──────── Records for this task
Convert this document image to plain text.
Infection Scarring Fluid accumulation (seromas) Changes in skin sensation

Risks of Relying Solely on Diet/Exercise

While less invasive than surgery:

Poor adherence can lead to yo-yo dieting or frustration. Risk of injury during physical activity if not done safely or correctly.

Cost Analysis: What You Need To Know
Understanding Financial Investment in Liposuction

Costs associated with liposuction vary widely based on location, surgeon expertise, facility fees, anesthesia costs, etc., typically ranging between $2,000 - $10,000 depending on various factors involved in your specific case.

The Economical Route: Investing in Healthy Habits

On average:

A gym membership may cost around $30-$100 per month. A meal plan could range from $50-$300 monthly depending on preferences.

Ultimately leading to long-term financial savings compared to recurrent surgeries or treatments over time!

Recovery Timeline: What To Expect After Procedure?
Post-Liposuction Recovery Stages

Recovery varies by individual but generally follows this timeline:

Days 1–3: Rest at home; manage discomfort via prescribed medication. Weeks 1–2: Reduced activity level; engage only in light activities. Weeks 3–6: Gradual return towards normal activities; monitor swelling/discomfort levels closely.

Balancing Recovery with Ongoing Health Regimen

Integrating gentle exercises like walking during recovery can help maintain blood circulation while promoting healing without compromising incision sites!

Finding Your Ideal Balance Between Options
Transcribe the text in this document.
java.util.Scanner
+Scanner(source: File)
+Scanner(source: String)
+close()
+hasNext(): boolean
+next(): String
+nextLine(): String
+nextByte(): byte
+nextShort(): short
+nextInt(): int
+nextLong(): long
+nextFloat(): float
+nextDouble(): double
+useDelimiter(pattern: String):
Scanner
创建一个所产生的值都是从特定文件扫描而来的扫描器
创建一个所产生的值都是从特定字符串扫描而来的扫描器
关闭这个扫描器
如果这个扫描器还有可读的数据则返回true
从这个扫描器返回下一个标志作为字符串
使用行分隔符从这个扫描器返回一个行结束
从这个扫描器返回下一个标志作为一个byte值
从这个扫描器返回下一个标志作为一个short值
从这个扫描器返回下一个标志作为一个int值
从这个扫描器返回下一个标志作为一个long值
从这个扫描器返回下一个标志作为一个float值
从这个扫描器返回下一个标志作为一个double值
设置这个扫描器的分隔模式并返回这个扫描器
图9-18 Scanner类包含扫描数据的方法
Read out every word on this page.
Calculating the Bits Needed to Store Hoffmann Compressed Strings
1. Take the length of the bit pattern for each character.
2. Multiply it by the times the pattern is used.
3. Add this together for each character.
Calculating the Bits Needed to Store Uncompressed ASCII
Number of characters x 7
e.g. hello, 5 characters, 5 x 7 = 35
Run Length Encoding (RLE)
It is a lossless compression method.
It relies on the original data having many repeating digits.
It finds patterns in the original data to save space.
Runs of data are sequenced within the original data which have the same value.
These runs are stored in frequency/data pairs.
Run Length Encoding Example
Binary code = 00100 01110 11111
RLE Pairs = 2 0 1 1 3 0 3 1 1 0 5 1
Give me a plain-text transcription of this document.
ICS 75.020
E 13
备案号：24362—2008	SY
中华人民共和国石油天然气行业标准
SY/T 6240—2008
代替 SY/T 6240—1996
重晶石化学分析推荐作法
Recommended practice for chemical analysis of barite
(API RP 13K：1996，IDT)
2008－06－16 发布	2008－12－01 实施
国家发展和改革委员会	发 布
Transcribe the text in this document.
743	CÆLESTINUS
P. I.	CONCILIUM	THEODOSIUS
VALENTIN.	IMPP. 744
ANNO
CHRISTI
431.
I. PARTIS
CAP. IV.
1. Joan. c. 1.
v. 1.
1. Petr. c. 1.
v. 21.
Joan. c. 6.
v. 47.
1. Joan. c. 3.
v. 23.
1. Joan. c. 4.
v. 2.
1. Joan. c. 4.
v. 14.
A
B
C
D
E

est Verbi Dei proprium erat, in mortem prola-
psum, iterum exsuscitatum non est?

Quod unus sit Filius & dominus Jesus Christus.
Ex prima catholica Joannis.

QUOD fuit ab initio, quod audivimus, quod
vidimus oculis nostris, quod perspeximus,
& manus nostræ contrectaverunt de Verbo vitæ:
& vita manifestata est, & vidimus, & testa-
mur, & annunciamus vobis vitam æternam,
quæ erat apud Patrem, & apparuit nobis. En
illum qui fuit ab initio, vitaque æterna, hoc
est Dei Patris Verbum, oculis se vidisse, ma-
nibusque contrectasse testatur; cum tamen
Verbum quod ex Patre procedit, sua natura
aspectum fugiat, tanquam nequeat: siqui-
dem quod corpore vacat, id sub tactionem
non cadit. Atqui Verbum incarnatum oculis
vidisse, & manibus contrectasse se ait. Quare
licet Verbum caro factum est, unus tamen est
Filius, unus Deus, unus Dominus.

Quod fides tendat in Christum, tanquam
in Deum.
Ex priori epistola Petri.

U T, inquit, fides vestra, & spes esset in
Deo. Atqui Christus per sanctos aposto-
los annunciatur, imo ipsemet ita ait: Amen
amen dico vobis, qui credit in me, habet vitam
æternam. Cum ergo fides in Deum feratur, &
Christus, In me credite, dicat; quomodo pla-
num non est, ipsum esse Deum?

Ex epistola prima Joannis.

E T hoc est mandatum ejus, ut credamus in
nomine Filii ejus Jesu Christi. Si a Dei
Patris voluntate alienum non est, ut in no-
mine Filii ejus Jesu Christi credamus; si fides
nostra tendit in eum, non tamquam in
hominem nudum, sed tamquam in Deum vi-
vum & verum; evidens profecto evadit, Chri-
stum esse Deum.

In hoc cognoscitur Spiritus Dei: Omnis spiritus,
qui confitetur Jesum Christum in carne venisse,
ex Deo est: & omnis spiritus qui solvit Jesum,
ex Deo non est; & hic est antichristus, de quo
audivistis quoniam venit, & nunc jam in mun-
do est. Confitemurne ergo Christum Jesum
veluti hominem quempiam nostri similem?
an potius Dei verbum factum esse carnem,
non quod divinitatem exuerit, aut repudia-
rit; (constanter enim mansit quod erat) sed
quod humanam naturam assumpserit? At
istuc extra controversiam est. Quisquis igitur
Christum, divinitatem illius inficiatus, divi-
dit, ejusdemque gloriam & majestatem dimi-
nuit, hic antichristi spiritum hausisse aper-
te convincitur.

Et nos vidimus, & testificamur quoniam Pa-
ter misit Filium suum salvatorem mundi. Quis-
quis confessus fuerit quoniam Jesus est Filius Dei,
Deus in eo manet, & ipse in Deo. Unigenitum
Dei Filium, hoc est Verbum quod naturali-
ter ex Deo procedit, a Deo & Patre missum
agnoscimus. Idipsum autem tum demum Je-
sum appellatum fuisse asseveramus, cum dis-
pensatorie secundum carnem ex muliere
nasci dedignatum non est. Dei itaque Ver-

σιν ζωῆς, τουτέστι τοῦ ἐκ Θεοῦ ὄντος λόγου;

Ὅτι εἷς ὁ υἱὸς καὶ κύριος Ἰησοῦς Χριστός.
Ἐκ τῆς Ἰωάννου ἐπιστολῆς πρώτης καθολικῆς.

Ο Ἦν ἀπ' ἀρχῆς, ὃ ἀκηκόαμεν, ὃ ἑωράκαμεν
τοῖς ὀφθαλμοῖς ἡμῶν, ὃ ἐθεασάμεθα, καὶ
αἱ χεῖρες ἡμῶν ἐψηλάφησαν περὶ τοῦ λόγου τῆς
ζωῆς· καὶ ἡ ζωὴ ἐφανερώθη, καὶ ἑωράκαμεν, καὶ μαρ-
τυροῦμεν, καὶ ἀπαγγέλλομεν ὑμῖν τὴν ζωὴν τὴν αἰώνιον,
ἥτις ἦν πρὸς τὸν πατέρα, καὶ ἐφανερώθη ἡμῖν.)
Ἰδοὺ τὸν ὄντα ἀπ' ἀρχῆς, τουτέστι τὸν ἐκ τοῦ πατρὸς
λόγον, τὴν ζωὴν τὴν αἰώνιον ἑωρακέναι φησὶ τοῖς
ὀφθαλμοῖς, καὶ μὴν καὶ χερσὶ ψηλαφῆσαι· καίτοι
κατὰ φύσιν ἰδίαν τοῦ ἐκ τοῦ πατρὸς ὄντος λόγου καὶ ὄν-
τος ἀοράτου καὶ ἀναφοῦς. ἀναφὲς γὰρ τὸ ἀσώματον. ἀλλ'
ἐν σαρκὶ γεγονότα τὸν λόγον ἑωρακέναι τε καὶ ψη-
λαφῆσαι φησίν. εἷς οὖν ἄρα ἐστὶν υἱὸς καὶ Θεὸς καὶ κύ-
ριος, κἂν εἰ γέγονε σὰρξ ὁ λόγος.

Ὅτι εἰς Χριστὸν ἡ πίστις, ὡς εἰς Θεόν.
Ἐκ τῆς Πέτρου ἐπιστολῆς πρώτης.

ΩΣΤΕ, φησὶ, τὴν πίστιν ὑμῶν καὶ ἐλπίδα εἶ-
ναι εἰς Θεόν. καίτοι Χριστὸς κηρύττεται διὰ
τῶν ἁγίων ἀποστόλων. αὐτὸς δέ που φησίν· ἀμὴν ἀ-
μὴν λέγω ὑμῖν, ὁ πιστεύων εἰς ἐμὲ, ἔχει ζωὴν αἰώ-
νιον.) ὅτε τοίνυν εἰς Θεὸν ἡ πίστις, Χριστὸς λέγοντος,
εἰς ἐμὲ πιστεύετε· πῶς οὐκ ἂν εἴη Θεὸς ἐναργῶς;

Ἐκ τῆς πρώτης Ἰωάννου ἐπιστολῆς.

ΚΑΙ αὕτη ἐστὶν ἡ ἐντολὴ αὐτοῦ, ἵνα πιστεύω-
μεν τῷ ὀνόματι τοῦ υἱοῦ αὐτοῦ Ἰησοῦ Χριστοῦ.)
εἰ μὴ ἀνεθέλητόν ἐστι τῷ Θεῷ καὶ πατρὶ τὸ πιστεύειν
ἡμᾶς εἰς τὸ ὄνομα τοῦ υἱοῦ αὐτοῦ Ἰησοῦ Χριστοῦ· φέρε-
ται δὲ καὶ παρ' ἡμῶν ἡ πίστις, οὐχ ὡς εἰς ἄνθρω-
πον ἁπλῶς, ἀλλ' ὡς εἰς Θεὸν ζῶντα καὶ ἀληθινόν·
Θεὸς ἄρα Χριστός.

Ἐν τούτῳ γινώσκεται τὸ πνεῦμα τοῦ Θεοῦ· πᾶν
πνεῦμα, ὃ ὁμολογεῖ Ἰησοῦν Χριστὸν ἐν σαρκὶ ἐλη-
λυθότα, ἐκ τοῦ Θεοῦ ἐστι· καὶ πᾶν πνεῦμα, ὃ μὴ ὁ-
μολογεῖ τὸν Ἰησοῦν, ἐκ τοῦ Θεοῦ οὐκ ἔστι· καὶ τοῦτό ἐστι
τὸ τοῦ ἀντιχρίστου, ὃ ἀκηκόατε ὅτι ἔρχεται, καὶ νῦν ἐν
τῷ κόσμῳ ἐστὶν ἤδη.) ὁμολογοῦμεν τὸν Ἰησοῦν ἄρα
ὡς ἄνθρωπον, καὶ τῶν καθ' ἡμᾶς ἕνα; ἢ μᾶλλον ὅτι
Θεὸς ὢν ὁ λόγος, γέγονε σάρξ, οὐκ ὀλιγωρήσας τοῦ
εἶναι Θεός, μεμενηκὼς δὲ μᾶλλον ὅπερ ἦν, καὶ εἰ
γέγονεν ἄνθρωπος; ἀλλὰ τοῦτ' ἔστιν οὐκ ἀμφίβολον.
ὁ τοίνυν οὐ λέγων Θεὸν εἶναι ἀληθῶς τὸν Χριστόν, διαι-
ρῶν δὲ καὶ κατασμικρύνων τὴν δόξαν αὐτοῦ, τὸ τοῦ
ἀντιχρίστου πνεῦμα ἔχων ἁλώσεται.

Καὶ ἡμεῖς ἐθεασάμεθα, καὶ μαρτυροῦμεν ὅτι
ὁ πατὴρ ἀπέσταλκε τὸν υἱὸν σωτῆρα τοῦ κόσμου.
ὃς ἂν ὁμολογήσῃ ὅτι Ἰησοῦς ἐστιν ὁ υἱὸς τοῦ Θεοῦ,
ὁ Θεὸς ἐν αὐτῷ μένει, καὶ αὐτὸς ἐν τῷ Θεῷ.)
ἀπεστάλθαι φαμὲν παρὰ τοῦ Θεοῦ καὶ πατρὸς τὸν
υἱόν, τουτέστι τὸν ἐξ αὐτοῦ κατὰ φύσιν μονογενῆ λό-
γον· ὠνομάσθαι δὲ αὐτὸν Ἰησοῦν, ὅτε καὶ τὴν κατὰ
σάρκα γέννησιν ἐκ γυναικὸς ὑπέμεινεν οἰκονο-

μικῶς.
────────────────
What the task requires: Find the string "Ἰησοῦν" in the records, then copy each line where it occurs.

Written answer:
πνεῦμα, ὃ ὁμολογεῖ Ἰησοῦν Χριστὸν ἐν σαρκὶ ἐλη-
μολογεῖ τὸν Ἰησοῦν, ἐκ τοῦ Θεοῦ οὐκ ἔστι· καὶ τοῦτό ἐστι
τῷ κόσμῳ ἐστὶν ἤδη.) ὁμολογοῦμεν τὸν Ἰησοῦν ἄρα
γον· ὠνομάσθαι δὲ αὐτὸν Ἰησοῦν, ὅτε καὶ τὴν κατὰ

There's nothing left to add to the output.